[Extracted records]

◆ ◆ ◆ ◆ ◆

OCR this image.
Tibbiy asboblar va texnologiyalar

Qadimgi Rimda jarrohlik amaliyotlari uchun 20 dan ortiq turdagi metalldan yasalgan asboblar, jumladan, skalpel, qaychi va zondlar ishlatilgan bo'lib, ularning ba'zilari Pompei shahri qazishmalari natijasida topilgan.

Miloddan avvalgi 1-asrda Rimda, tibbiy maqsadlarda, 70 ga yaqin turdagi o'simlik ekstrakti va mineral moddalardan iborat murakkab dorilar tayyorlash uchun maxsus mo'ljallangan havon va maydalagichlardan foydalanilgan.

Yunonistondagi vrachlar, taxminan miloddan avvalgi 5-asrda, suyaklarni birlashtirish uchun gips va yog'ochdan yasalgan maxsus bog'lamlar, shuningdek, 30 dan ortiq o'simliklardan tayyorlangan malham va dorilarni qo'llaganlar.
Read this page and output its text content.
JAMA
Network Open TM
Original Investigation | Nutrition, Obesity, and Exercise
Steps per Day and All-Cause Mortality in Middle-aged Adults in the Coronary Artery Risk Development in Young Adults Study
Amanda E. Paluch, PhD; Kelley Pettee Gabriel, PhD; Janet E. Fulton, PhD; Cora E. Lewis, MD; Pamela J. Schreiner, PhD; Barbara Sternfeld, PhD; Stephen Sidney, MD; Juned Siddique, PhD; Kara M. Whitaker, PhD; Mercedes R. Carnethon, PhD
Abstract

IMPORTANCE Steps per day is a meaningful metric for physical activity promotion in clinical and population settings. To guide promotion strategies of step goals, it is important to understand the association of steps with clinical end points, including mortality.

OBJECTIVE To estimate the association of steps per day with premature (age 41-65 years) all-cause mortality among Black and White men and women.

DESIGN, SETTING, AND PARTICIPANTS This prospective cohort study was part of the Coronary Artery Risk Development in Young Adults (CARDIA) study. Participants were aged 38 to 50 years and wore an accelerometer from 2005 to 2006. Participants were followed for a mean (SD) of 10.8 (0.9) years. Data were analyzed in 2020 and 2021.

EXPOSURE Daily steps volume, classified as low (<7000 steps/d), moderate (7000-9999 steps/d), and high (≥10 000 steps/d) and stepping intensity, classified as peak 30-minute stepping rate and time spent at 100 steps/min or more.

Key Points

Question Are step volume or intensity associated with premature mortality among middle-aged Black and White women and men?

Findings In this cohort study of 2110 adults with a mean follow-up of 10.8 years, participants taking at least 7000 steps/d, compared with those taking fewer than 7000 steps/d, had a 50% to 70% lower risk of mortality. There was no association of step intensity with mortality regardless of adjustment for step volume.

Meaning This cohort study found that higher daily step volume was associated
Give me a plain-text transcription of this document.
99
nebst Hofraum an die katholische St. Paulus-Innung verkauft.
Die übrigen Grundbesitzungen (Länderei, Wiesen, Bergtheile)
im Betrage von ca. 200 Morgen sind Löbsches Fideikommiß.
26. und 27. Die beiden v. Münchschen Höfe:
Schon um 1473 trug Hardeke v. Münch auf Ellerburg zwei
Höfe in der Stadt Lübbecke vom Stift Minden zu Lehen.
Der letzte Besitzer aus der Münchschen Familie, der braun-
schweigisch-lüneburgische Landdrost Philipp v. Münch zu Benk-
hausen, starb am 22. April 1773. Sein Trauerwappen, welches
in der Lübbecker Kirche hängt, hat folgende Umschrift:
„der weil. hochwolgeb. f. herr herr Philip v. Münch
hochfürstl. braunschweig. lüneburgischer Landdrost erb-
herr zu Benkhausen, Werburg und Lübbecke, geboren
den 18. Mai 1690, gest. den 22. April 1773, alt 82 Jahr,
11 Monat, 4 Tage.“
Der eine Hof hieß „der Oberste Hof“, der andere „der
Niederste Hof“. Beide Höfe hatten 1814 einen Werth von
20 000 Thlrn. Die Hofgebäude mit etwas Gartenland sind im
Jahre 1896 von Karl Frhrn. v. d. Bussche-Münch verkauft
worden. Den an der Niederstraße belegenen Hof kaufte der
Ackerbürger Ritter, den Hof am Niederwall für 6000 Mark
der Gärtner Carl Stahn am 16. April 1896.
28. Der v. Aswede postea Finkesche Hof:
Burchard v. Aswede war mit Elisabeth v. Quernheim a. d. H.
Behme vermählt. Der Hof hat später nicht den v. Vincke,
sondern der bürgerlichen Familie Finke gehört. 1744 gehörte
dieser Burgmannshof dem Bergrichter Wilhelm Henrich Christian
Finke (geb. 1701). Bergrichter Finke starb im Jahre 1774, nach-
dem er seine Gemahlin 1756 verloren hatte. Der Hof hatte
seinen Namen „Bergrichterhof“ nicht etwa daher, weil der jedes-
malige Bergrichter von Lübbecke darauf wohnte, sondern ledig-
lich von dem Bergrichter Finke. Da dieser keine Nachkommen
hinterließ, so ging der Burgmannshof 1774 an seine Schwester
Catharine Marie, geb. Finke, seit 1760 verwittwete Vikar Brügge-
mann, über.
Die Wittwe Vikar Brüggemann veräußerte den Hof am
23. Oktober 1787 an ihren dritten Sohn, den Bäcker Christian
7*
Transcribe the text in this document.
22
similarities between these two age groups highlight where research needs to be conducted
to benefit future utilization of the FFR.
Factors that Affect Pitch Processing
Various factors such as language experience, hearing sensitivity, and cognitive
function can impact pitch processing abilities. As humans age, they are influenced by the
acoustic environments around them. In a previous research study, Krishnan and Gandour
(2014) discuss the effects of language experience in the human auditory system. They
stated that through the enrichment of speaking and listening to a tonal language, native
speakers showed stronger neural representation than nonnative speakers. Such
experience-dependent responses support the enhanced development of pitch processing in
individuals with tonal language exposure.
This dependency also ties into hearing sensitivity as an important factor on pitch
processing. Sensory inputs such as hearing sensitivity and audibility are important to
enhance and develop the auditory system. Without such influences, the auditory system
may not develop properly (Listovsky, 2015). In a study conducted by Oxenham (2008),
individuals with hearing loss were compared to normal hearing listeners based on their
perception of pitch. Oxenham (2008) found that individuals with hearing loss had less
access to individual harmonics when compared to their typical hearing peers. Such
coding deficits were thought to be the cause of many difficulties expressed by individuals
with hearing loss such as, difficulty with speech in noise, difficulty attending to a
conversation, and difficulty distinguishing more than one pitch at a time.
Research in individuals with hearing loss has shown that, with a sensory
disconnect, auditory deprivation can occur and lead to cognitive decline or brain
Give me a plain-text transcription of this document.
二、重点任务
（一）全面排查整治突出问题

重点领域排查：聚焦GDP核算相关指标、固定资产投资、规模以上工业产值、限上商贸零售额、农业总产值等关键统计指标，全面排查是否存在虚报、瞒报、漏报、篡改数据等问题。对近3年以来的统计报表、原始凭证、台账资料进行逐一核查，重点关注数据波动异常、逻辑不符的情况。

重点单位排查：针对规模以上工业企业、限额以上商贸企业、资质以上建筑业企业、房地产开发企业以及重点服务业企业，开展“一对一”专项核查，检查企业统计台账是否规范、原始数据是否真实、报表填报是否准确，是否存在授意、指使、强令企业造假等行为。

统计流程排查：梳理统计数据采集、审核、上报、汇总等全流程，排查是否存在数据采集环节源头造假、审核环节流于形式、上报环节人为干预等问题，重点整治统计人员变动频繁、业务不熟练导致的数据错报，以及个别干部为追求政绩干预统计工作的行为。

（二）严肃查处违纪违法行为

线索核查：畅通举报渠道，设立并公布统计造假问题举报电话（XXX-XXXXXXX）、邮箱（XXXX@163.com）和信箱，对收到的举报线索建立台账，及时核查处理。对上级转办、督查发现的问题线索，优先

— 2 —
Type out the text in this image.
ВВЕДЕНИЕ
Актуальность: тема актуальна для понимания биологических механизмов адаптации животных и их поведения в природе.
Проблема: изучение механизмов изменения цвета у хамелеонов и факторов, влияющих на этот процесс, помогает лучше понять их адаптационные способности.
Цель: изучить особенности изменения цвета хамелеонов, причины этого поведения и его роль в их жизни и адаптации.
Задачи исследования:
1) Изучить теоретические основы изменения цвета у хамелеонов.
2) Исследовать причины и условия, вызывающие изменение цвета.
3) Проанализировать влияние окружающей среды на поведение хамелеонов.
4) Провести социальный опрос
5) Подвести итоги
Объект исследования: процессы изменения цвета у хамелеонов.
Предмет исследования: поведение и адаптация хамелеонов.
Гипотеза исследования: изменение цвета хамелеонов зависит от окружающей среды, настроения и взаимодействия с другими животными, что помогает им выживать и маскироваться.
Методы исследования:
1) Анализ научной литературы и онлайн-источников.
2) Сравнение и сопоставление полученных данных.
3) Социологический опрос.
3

◆ ◆ ◆ ◆ ◆

● **PROBLEM DETAILS**: Reproduce exactly the line that holds "Type out the text in this image.", then every line after it, ending with the final line of the records above.

● **TASK RESPONSE**:
Type out the text in this image.
ВВЕДЕНИЕ
Актуальность: тема актуальна для понимания биологических механизмов адаптации животных и их поведения в природе.
Проблема: изучение механизмов изменения цвета у хамелеонов и факторов, влияющих на этот процесс, помогает лучше понять их адаптационные способности.
Цель: изучить особенности изменения цвета хамелеонов, причины этого поведения и его роль в их жизни и адаптации.
Задачи исследования:
1) Изучить теоретические основы изменения цвета у хамелеонов.
2) Исследовать причины и условия, вызывающие изменение цвета.
3) Проанализировать влияние окружающей среды на поведение хамелеонов.
4) Провести социальный опрос
5) Подвести итоги
Объект исследования: процессы изменения цвета у хамелеонов.
Предмет исследования: поведение и адаптация хамелеонов.
Гипотеза исследования: изменение цвета хамелеонов зависит от окружающей среды, настроения и взаимодействия с другими животными, что помогает им выживать и маскироваться.
Методы исследования:
1) Анализ научной литературы и онлайн-источников.
2) Сравнение и сопоставление полученных данных.
3) Социологический опрос.
3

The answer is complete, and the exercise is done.